Structured figure records:
+ + +

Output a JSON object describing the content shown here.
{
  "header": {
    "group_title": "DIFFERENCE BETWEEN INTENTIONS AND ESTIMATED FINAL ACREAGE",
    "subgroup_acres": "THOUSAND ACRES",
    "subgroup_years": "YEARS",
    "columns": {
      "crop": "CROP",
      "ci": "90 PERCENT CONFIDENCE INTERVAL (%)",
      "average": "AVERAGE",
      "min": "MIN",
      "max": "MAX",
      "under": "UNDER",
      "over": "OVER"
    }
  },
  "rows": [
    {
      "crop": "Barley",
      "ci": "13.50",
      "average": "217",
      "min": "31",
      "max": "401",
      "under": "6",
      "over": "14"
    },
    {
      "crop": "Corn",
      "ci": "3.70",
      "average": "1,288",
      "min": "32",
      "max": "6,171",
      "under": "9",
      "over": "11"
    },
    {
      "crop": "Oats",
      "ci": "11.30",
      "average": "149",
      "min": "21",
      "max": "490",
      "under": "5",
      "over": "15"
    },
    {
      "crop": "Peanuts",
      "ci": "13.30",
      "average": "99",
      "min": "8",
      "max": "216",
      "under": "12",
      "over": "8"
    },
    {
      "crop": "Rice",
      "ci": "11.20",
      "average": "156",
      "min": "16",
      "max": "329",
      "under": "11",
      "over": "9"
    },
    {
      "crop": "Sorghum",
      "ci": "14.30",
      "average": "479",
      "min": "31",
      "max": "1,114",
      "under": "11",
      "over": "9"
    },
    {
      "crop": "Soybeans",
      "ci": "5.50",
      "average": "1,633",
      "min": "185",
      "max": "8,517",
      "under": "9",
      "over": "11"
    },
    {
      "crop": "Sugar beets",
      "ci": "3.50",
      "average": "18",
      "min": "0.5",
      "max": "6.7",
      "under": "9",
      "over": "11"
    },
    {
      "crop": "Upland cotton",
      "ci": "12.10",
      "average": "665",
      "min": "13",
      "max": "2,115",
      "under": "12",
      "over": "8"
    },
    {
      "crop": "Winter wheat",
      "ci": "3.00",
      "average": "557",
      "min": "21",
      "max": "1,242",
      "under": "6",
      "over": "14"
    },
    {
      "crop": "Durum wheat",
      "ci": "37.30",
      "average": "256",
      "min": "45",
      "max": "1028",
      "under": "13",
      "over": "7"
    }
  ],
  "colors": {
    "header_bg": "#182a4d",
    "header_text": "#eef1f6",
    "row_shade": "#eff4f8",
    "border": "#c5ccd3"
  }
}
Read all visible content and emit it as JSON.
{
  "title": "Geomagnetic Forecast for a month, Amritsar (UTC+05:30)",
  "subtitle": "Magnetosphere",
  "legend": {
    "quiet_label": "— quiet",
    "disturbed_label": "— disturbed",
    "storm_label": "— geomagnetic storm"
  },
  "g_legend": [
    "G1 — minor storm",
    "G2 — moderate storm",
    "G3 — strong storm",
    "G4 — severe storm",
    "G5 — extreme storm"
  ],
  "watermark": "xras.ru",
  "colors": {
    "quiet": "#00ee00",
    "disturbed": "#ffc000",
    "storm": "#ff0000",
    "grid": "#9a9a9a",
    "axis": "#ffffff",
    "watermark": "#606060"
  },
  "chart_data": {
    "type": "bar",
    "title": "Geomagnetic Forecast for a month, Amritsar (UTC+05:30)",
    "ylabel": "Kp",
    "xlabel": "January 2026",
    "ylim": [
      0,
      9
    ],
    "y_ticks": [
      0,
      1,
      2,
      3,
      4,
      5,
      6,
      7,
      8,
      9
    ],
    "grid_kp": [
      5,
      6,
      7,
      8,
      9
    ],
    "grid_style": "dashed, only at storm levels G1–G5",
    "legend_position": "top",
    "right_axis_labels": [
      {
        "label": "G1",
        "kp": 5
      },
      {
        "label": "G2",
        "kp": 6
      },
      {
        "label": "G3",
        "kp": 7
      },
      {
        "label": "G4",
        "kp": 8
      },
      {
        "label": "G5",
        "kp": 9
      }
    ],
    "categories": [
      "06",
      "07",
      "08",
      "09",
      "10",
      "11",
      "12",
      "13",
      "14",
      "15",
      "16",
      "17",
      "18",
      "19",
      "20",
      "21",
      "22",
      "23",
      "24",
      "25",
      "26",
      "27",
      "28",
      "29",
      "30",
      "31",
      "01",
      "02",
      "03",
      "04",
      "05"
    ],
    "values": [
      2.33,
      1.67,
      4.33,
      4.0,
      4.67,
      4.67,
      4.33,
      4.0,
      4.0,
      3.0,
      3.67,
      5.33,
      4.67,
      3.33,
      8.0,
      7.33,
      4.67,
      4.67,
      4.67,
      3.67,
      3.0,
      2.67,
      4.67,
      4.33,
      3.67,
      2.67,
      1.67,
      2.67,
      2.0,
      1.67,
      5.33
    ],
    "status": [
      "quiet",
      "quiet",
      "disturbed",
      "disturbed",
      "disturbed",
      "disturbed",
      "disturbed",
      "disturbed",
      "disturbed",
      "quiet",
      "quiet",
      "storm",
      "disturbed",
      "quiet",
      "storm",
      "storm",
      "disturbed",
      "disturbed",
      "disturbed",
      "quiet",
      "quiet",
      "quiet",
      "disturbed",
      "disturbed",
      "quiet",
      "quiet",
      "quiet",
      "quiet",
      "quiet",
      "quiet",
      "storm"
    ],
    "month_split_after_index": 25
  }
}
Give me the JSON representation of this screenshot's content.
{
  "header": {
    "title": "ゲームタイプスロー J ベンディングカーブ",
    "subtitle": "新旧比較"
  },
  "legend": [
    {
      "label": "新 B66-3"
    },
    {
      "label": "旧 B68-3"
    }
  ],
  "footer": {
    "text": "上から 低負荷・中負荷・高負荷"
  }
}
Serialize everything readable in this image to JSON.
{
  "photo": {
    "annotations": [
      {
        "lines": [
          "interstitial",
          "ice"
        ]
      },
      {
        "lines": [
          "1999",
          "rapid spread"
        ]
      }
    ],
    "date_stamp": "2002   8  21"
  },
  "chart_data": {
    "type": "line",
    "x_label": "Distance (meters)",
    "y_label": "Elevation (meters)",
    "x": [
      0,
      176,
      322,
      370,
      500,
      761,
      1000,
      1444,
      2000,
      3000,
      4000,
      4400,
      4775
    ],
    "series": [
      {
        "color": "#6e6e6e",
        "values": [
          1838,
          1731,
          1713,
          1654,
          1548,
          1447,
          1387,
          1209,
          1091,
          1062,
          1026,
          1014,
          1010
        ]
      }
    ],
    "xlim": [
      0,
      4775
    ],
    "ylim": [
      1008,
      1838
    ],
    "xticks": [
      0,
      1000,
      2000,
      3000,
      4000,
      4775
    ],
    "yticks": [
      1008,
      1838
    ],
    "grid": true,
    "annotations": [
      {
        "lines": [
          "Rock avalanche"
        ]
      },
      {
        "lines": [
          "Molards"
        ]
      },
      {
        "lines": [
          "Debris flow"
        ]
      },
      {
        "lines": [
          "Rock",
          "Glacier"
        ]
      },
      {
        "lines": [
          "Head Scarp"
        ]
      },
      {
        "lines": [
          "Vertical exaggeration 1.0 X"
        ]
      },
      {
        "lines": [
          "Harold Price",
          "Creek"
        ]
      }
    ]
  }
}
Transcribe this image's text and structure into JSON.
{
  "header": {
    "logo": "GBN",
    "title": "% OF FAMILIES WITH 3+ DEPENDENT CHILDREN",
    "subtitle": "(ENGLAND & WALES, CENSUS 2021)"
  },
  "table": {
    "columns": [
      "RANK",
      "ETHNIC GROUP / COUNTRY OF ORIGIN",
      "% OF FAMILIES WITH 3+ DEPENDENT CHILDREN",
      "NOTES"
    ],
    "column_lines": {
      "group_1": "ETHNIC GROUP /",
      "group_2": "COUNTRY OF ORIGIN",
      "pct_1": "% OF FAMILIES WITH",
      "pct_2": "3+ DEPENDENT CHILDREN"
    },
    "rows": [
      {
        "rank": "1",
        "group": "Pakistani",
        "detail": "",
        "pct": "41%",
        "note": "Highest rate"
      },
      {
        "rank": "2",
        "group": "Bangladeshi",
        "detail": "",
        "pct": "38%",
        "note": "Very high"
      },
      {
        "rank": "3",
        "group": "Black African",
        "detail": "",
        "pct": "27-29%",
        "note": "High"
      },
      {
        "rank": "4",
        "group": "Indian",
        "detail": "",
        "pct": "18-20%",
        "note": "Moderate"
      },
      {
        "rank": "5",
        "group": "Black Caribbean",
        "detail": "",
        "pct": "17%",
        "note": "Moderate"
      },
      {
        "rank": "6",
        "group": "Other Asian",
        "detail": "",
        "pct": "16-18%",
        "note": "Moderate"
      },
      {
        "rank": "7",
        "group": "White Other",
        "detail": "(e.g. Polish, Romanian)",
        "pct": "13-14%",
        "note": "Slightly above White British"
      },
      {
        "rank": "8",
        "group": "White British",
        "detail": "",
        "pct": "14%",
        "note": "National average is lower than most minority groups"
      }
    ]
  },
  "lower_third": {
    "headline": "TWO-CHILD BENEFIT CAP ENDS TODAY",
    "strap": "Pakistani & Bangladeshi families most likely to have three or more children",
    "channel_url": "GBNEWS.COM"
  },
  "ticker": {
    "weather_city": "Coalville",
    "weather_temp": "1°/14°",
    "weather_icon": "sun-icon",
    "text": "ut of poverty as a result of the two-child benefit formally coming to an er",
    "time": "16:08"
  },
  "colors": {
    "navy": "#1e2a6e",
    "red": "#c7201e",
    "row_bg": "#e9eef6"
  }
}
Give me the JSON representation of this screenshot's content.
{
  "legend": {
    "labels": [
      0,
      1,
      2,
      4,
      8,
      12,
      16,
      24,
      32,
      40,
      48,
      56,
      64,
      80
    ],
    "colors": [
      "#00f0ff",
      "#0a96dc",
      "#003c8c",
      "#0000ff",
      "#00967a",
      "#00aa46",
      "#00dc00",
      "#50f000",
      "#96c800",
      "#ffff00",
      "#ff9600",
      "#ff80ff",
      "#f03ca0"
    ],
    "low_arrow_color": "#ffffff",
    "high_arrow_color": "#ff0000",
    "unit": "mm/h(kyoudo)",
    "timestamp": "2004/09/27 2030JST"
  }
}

+ + +

**Work instructions**
In the data above, tally the lines holding "watermark" and answer with the figure only.

**Exercise answer**
2